Gather each line of the entries below that includes "content".

Extracted records.
╭──
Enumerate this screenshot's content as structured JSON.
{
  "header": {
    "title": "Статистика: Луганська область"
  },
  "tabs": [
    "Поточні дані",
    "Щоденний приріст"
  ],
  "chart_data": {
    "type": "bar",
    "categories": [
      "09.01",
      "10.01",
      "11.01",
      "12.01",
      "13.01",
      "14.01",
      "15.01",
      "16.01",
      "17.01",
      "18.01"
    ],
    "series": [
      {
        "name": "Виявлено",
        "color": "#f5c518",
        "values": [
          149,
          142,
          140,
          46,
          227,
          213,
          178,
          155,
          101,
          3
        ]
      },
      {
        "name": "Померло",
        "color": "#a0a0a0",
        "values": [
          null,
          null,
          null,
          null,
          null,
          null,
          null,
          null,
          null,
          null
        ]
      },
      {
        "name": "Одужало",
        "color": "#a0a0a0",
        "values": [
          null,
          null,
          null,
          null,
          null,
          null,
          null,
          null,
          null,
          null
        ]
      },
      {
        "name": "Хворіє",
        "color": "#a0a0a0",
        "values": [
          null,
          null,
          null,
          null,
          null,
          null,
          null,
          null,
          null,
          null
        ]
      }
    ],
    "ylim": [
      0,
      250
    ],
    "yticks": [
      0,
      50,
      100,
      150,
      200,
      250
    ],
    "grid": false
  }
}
╰──
╭──
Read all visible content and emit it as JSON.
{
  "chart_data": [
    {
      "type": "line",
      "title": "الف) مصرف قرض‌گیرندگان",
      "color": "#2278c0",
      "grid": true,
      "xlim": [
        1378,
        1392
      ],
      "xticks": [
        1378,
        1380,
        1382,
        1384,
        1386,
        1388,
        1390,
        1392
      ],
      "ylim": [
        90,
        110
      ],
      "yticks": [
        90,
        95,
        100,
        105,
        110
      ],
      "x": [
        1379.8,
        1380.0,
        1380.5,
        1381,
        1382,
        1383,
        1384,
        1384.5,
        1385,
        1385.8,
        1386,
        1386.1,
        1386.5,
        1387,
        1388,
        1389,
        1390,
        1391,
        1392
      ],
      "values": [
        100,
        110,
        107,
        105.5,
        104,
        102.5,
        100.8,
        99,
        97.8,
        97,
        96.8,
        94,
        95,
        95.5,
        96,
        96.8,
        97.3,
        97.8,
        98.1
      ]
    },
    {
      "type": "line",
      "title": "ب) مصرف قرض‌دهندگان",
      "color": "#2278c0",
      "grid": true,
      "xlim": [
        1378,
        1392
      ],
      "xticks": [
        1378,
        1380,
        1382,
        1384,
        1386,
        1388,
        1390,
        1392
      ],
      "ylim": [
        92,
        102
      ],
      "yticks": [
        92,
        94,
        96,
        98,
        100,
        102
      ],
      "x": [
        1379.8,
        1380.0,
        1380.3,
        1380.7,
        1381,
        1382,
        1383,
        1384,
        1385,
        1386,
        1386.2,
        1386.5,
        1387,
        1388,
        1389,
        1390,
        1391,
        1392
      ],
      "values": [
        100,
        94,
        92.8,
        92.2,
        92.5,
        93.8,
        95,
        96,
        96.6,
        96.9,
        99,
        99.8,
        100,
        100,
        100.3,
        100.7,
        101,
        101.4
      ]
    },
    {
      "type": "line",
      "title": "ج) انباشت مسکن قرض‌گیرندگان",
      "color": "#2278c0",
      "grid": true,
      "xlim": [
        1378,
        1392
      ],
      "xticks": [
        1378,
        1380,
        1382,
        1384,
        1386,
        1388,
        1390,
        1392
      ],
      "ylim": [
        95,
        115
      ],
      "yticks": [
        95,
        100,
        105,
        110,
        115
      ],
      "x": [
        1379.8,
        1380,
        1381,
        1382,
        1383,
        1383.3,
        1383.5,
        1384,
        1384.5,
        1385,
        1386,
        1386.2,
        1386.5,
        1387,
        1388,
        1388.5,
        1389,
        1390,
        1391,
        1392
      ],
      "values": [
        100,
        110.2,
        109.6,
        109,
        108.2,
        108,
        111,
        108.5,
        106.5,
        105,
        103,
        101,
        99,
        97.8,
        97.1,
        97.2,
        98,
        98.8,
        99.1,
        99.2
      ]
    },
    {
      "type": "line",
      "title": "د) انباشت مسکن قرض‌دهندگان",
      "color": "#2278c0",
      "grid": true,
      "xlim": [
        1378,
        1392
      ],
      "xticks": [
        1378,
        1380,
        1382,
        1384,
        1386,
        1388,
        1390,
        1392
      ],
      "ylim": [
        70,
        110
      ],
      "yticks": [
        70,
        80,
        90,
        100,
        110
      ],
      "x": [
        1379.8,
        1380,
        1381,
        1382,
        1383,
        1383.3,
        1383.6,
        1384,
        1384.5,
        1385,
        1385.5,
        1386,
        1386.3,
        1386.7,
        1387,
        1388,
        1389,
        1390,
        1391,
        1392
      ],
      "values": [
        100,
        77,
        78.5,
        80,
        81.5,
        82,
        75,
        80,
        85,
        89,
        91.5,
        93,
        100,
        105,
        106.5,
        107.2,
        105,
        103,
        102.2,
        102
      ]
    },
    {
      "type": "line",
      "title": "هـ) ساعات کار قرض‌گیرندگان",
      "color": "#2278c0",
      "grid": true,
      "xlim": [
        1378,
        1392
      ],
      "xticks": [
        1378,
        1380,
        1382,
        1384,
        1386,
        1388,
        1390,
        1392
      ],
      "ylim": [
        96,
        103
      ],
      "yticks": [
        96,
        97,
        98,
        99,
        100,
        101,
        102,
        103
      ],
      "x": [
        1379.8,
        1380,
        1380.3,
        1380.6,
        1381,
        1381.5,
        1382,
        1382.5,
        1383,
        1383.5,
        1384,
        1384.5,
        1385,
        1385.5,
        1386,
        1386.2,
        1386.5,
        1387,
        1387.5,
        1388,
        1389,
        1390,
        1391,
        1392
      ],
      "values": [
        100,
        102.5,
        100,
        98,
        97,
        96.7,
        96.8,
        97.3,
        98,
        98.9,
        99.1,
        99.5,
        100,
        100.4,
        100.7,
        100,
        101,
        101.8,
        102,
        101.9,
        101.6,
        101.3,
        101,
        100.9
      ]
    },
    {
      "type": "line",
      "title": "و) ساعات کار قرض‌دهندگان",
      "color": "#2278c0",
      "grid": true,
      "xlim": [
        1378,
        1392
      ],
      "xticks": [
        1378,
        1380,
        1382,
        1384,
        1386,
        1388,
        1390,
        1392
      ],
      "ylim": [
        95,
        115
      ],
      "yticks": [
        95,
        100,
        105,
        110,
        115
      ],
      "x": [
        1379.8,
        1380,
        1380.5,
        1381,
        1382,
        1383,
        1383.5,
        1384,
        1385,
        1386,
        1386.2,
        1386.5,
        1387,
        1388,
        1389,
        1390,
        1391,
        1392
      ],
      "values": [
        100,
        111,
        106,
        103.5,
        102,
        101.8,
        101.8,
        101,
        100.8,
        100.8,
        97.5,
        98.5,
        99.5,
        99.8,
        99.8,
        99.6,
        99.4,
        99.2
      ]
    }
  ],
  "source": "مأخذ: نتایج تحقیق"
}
╰──
Solution to this exercise.
Enumerate this screenshot's content as structured JSON.
Read all visible content and emit it as JSON.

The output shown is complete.